--- Directive ---
Filter the lines below, copying only those with the string "Indah".

(Stored data entries)
--
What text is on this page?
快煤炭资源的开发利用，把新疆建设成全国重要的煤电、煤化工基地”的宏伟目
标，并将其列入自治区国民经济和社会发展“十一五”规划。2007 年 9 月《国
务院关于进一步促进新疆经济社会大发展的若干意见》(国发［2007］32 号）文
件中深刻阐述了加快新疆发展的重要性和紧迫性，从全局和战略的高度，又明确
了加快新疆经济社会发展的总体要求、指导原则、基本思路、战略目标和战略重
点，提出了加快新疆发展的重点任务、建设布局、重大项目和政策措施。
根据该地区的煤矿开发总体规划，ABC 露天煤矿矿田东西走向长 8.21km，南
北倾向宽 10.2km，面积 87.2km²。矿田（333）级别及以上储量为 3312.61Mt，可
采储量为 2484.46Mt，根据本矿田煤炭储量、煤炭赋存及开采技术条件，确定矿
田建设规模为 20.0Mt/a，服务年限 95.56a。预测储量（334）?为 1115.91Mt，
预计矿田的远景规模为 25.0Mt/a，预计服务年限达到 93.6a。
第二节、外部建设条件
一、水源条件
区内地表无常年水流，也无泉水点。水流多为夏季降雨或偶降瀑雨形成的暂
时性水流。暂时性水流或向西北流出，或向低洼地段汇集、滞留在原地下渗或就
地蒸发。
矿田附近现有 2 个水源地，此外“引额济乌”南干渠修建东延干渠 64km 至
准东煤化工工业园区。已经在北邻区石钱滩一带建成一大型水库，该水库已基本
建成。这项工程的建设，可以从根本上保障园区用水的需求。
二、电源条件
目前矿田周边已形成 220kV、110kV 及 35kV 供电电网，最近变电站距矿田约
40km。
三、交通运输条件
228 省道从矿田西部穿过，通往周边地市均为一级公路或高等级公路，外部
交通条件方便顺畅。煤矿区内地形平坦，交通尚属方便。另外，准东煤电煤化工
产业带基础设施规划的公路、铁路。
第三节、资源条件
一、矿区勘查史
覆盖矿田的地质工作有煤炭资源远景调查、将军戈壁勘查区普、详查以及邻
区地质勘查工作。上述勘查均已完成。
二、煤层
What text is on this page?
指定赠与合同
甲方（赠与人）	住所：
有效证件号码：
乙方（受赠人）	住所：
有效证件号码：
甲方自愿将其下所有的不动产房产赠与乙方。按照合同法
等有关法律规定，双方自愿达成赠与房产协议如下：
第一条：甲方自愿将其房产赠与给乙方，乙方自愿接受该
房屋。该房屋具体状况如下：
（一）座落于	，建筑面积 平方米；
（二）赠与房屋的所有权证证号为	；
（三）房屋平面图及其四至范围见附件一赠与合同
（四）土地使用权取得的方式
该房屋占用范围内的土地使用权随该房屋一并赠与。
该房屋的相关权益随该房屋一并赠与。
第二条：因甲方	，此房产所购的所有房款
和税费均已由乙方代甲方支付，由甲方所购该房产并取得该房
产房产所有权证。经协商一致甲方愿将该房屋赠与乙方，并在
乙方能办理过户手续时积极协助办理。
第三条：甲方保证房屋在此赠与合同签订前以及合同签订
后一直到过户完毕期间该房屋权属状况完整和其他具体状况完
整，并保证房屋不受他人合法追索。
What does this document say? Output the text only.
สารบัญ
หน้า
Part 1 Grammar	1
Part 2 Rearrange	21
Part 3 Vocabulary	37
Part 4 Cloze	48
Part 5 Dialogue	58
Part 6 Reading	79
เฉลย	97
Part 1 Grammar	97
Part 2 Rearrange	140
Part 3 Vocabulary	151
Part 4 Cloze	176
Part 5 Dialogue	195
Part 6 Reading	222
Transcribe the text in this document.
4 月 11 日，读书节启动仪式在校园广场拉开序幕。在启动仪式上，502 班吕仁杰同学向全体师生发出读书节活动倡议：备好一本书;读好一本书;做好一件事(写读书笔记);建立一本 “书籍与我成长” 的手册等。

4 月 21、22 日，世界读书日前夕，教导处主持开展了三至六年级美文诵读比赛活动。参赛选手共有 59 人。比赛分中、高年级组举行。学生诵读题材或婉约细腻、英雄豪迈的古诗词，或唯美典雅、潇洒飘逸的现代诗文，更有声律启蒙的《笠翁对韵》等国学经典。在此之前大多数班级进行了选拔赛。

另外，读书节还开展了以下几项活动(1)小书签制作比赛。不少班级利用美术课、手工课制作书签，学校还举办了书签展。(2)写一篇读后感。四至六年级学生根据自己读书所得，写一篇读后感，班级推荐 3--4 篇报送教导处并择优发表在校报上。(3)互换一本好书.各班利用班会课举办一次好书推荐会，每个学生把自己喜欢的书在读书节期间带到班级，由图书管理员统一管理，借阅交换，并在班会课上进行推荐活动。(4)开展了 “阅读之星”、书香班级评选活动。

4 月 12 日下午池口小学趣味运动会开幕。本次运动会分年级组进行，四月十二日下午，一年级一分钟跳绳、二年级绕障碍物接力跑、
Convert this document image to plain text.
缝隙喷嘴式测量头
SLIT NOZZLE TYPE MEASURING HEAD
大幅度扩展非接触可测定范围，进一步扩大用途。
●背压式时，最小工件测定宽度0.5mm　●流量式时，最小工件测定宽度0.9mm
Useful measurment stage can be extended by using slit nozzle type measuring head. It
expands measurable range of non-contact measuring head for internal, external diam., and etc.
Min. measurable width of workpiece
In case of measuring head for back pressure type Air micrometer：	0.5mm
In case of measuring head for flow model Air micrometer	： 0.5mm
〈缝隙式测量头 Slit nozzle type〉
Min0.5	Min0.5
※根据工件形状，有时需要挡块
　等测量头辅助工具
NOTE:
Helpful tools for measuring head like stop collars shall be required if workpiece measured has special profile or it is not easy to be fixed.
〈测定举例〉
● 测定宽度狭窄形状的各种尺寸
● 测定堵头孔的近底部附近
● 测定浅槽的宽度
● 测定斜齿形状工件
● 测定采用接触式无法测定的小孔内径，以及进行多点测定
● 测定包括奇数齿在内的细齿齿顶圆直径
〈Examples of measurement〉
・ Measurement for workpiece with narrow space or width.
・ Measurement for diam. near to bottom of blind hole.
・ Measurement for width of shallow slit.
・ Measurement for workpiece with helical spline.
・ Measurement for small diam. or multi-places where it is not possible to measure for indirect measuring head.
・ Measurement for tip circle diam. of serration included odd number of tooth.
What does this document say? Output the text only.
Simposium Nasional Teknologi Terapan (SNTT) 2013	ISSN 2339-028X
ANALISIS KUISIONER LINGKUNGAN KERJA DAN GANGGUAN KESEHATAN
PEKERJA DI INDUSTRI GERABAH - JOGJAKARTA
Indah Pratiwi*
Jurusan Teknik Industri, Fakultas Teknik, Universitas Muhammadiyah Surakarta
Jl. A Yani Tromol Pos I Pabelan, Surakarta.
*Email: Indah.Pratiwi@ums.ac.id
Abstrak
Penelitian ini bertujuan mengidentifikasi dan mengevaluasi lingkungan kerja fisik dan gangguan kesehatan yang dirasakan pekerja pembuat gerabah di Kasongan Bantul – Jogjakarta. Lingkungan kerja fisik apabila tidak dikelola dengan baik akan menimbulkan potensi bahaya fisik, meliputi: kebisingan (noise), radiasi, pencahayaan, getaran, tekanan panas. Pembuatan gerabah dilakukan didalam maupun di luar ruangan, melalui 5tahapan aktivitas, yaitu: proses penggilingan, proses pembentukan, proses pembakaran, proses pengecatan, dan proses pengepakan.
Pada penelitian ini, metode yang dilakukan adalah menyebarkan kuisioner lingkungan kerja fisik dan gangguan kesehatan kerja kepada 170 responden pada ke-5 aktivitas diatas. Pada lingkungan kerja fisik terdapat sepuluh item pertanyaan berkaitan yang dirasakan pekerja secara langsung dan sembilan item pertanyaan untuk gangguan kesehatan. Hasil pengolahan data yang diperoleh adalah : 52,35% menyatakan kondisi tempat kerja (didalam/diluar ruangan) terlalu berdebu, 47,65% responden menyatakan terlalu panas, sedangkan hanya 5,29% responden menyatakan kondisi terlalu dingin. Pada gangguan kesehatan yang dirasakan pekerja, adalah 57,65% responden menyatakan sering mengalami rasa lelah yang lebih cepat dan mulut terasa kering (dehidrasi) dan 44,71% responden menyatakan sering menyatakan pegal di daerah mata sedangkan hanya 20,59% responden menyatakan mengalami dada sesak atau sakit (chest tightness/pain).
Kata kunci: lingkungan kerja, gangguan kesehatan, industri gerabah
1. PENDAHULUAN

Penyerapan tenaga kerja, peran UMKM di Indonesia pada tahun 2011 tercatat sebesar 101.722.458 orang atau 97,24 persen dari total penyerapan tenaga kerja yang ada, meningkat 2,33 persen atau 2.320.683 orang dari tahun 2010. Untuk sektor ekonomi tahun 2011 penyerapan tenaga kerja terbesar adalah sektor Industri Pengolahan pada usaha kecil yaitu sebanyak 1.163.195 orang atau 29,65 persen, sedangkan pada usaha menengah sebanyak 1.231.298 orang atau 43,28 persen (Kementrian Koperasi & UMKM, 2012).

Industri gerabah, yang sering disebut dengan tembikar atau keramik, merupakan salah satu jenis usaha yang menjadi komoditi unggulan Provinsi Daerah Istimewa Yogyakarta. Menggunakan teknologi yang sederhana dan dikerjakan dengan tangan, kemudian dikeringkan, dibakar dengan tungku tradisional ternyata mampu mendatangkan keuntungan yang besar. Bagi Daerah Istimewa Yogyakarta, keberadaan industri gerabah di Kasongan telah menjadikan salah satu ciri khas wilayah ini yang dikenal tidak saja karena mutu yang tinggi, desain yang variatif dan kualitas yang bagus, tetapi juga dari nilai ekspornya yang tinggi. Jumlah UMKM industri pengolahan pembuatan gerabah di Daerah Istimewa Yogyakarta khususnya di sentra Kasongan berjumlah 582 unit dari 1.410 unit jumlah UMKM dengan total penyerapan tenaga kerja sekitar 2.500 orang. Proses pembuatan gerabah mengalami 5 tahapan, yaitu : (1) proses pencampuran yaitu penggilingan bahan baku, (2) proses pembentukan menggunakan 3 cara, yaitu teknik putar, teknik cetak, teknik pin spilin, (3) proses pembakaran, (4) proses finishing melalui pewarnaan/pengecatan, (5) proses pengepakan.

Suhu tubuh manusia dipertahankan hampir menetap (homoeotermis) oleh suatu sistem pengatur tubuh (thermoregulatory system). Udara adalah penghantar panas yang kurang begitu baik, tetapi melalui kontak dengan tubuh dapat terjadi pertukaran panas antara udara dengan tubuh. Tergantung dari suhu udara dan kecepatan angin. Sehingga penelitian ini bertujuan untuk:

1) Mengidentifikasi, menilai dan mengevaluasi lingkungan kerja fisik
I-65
--
--- Full answer ---
Indah Pratiwi*
*Email: Indah.Pratiwi@ums.ac.id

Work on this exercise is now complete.